▶ _Text excerpt_
Daily Archives: February 22, 2010

Big move, big man

Two tremors in the NFL landscape began this week, as the Chargers released RB LaDanian Tomlinson and the Patriots announced they would use the franchise tag on NT Vince Wilfork. Here are thoughts on both moves. We’ll compare the Tomlinson release to others entering the league year next week, and we’ll compare Wilfork to other franchise players once the deadline for tagging players passes later this week.

In San Diego, Tomlinson had a great career for the Chargers, but like most running backs in the NFL, he is hitting the wall hard now that he’s 30. LDT hasn’t been the same back the last two seasons, and he’s no longer an elite player as a rusher or receiver. The Chargers redid his contract last year to give him a chance to prove he was back, but Tomlinson was unable to do so, and that made this decision the right move professionally. Now the Chargers will rely more on Darren Sproles as their backfield sparkplug while they look for a back who can carry enough of the load to keep the diminutive Sproles healthy. Tomlinson leaves San Diego as one of the greatest Chargers of all time – the kind of player whose number should be retired by the franchise. Unfortunately, he also leaves as a washed-up running back whose next stop will remind us not of his salad days but of Emmitt Smith in Arizona, Tony Dorsett in Denver, or Franco Harris in Seattle.

▶ _Material_
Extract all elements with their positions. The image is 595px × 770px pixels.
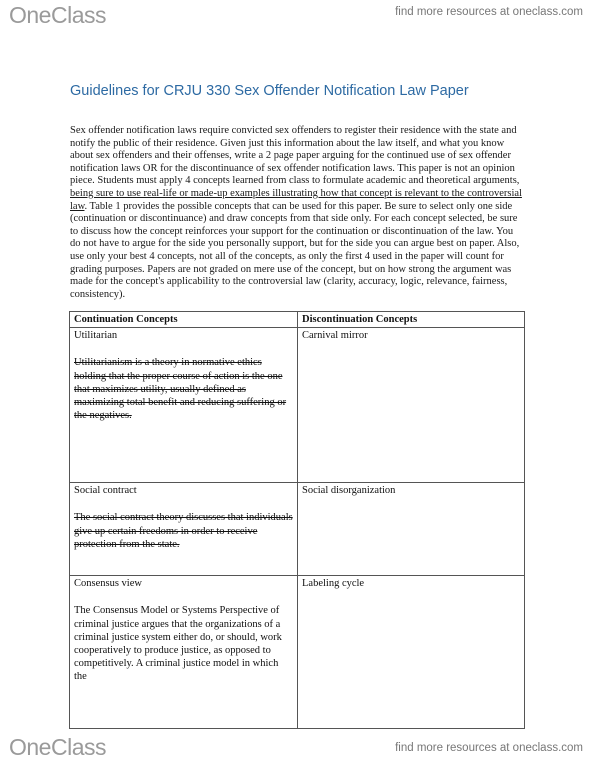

▶ _Direction_
Carry on the piece about the Tomlinson release and the Wilfork franchise tag from the point where it stops.

▶ _Result_
In New England, the massive Wilfork won’t see unrestricted free agency because the Patriots used the franchise tag on him. That guarantees Wilfork a one-year, $7 million contract but keeps him from hitting the lottery with guaranteed money in a long-term contract elsewhere. The Pats say they want to find a long-term solution with Wilfork, but the franchise’s unwillingness to pay other players like Asante Samuel or Richard Seymour is enough reason to make Wilfork’s agent nervous. Wilfork is the prototypical 3-4 nose tackle, and that makes him incredibly valuable. He’s a run stuffer who can collapse the pocket, and there just aren’t many of those guys walking the earth. So Wilfork is definitely worth the $7 million to the Patriots this season, and he might still end up cashing a bigger check by the time his status is resolved.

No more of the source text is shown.